Pick out every line holding the string "title" and copy it.

• [Input for this task]

■ ■ ■ ■ ■

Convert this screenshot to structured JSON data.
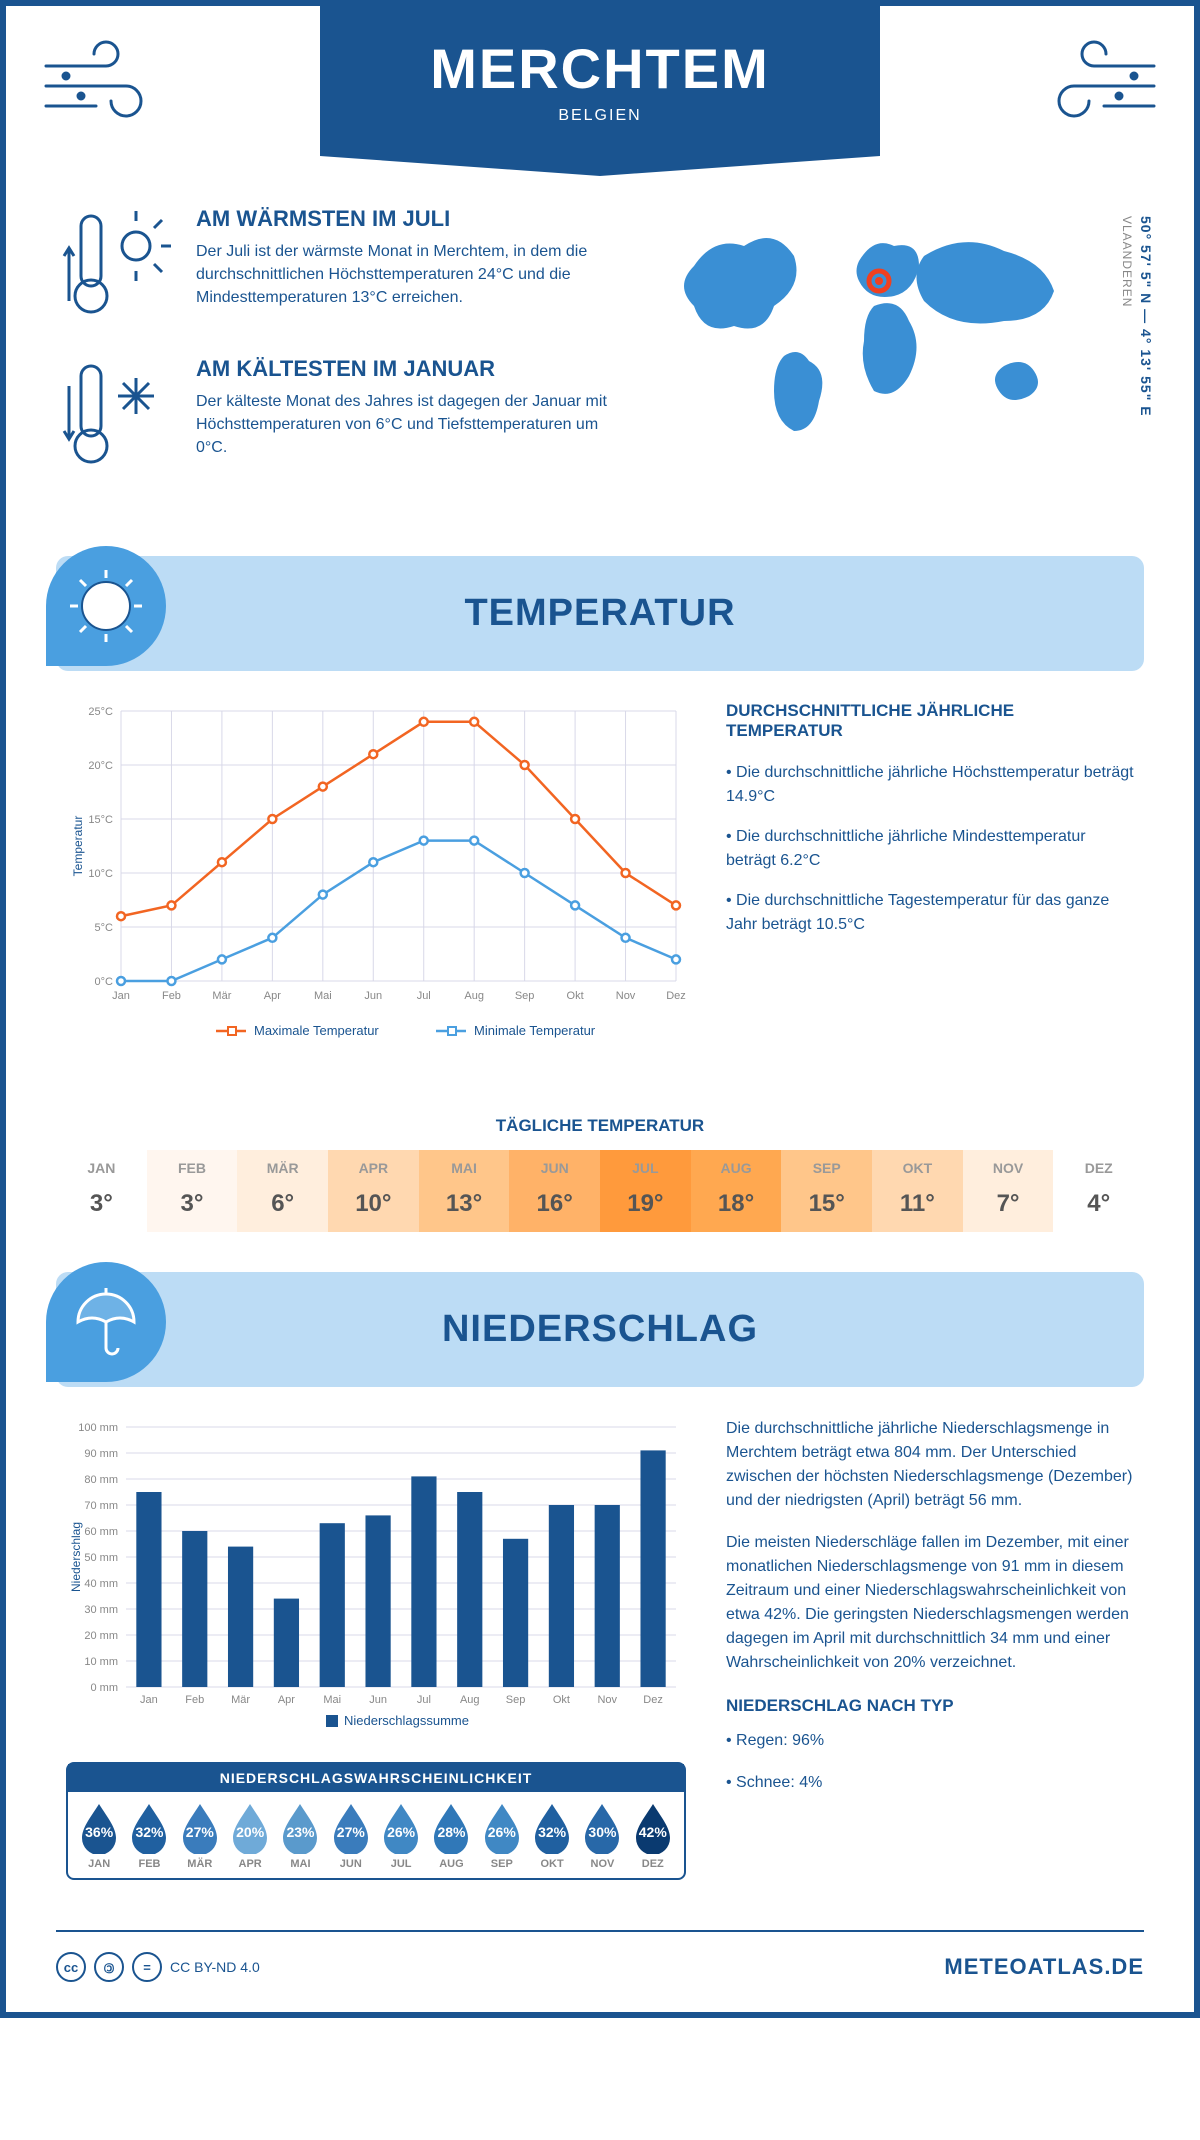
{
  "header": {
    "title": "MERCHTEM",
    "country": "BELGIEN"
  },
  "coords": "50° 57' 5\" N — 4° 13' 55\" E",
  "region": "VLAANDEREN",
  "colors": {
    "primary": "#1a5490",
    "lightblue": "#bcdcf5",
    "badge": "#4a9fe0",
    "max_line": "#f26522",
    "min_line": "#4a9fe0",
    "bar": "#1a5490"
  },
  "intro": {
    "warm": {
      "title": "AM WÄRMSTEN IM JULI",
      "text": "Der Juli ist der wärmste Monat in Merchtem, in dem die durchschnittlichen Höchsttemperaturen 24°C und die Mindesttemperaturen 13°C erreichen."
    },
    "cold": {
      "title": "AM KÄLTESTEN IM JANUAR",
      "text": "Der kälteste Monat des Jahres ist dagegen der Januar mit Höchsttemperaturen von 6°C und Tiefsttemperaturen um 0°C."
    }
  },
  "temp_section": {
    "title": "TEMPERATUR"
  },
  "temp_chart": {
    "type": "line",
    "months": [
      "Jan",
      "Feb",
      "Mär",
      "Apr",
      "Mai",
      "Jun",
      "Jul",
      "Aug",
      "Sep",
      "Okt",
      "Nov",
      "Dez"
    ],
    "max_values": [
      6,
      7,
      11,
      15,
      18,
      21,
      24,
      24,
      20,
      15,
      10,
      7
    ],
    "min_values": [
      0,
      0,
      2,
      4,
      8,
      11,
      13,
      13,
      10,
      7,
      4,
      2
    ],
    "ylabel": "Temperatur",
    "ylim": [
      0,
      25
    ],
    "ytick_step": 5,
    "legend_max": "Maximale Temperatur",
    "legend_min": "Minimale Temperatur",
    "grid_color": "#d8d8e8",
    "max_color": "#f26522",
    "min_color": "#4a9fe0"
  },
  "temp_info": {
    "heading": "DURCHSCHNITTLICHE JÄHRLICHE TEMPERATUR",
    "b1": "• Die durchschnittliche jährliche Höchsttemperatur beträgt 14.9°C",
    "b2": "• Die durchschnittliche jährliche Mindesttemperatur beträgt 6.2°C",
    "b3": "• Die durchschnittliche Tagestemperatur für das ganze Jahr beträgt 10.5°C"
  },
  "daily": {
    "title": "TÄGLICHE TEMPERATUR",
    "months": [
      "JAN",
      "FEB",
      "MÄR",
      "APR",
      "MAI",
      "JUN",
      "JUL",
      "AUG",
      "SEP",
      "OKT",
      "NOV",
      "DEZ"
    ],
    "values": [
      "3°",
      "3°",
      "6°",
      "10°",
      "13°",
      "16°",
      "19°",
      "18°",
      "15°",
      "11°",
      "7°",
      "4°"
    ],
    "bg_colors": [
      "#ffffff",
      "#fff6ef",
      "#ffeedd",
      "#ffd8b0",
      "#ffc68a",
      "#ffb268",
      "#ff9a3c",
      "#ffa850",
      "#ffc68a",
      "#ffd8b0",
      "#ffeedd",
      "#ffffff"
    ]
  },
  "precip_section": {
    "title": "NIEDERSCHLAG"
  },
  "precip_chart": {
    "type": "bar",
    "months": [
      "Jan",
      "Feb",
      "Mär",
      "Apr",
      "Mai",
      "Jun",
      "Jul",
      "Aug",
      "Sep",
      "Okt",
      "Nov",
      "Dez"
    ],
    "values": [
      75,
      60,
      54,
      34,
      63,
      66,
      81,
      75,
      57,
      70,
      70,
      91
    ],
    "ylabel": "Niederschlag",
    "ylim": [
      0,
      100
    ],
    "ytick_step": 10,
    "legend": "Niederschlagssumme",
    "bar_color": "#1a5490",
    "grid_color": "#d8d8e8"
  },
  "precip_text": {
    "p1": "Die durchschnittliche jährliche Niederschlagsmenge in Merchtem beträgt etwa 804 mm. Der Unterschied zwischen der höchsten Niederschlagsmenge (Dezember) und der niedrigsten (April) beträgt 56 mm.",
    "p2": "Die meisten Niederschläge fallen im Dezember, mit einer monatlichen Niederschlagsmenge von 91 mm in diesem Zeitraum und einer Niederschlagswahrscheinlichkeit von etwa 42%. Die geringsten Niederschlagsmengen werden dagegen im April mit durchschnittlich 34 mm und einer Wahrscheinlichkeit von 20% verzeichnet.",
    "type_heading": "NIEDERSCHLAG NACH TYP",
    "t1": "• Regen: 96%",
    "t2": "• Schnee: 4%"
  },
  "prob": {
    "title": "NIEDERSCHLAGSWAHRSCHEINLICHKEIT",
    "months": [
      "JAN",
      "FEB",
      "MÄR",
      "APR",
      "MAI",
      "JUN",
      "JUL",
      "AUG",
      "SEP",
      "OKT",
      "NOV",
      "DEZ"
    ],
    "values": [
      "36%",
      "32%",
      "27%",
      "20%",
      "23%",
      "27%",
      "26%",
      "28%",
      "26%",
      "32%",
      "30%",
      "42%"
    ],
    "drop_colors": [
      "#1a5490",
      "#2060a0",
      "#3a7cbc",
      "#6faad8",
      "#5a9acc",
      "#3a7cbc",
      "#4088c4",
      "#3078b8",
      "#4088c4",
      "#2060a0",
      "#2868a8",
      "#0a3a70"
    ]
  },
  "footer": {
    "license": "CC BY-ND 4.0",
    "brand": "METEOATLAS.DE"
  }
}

■ ■ ■ ■ ■

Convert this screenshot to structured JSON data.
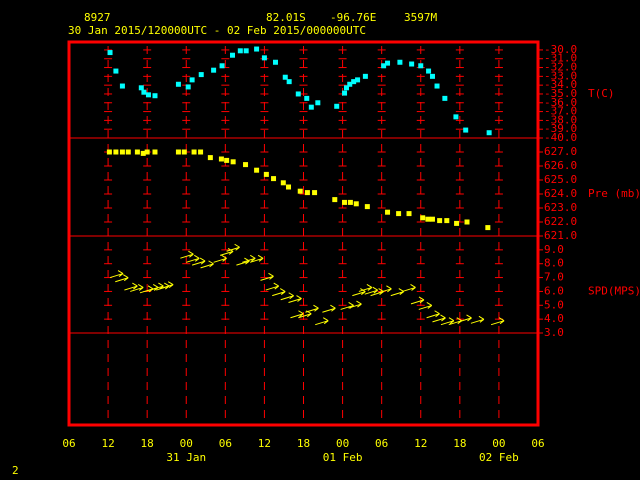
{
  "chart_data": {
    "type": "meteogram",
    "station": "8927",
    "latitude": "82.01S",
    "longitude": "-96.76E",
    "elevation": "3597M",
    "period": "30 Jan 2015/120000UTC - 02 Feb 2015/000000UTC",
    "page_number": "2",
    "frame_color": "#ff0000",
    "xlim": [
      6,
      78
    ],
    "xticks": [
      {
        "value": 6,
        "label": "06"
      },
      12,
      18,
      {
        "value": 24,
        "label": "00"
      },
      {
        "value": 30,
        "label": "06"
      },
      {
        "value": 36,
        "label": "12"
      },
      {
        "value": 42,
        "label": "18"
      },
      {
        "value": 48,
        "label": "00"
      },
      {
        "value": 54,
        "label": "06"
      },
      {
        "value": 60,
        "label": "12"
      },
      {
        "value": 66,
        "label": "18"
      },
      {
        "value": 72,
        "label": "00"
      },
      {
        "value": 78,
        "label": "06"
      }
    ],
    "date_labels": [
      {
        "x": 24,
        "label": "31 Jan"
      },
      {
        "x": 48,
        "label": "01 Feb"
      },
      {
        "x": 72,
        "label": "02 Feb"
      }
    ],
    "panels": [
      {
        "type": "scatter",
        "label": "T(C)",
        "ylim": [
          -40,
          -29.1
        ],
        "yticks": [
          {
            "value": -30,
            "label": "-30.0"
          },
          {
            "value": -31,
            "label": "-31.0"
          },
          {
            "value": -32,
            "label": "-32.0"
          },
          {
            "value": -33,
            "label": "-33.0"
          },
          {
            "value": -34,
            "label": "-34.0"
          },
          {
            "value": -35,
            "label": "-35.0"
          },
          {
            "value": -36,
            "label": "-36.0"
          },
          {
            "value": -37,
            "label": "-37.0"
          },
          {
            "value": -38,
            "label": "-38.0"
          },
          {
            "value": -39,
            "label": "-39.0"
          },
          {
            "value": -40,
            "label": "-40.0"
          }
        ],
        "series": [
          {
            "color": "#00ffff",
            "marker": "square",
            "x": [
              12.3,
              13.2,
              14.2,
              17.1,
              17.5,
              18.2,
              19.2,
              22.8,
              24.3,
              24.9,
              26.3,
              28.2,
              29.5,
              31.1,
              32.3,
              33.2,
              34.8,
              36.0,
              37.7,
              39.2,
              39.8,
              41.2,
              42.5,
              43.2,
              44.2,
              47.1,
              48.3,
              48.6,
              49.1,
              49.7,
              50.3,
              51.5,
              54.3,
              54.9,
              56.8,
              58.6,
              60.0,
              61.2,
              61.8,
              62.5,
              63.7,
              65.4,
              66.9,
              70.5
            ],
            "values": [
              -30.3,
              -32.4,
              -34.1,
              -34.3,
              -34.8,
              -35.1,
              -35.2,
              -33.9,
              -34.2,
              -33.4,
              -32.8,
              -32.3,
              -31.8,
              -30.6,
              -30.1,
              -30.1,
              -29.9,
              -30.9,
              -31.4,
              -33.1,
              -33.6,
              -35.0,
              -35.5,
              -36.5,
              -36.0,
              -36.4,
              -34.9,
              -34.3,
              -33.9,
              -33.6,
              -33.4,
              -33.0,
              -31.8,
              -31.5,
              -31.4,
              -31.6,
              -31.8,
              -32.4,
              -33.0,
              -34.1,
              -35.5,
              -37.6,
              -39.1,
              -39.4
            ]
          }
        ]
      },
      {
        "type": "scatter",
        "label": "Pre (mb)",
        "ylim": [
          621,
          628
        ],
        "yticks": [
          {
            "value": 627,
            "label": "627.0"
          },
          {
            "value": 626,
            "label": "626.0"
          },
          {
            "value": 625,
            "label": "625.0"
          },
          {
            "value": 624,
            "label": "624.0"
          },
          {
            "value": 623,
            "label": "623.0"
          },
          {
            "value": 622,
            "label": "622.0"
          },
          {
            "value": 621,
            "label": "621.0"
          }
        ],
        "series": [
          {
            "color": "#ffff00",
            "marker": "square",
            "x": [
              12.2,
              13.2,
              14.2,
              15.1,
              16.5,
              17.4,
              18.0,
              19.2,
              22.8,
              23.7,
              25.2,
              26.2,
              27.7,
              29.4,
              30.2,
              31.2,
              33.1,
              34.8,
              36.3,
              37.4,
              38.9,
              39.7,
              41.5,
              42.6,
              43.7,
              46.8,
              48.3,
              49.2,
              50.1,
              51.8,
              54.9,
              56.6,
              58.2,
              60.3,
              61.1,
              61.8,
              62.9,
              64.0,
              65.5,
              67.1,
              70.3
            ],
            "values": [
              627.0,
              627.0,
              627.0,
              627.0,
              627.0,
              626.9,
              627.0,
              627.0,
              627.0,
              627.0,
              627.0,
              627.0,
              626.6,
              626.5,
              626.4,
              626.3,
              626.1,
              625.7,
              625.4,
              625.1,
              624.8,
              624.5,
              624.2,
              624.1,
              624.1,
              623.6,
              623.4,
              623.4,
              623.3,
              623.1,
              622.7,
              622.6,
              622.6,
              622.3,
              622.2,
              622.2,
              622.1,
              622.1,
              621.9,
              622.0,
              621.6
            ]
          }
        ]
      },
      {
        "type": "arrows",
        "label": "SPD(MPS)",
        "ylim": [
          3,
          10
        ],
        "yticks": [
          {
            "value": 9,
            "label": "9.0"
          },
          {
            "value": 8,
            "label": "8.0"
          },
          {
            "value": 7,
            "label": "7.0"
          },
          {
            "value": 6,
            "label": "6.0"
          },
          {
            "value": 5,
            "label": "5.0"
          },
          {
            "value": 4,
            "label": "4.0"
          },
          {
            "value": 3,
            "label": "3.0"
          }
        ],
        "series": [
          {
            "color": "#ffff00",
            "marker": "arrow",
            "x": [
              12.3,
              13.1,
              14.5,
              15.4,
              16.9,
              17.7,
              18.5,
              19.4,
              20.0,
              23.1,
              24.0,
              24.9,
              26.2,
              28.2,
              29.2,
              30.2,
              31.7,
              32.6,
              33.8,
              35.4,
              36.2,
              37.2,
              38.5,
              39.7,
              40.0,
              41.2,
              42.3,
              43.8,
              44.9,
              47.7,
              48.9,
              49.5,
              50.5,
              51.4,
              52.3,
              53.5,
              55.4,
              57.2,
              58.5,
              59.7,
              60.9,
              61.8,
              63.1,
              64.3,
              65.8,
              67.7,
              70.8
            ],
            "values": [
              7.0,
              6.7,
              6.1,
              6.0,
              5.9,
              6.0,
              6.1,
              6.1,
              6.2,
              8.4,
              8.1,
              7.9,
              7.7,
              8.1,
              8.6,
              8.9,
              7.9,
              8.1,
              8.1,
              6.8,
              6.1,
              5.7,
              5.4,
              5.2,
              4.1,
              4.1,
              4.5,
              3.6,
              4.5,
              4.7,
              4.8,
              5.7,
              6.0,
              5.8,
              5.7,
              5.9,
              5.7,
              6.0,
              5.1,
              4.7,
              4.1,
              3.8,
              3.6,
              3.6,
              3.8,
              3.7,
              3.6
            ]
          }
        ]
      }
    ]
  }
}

■ ■ ■ ■ ■

• [Written answer]
    "title": "MERCHTEM",
      "title": "AM WÄRMSTEN IM JULI",
      "title": "AM KÄLTESTEN IM JANUAR",
    "title": "TEMPERATUR"
    "title": "TÄGLICHE TEMPERATUR",
    "title": "NIEDERSCHLAG"
    "title": "NIEDERSCHLAGSWAHRSCHEINLICHKEIT",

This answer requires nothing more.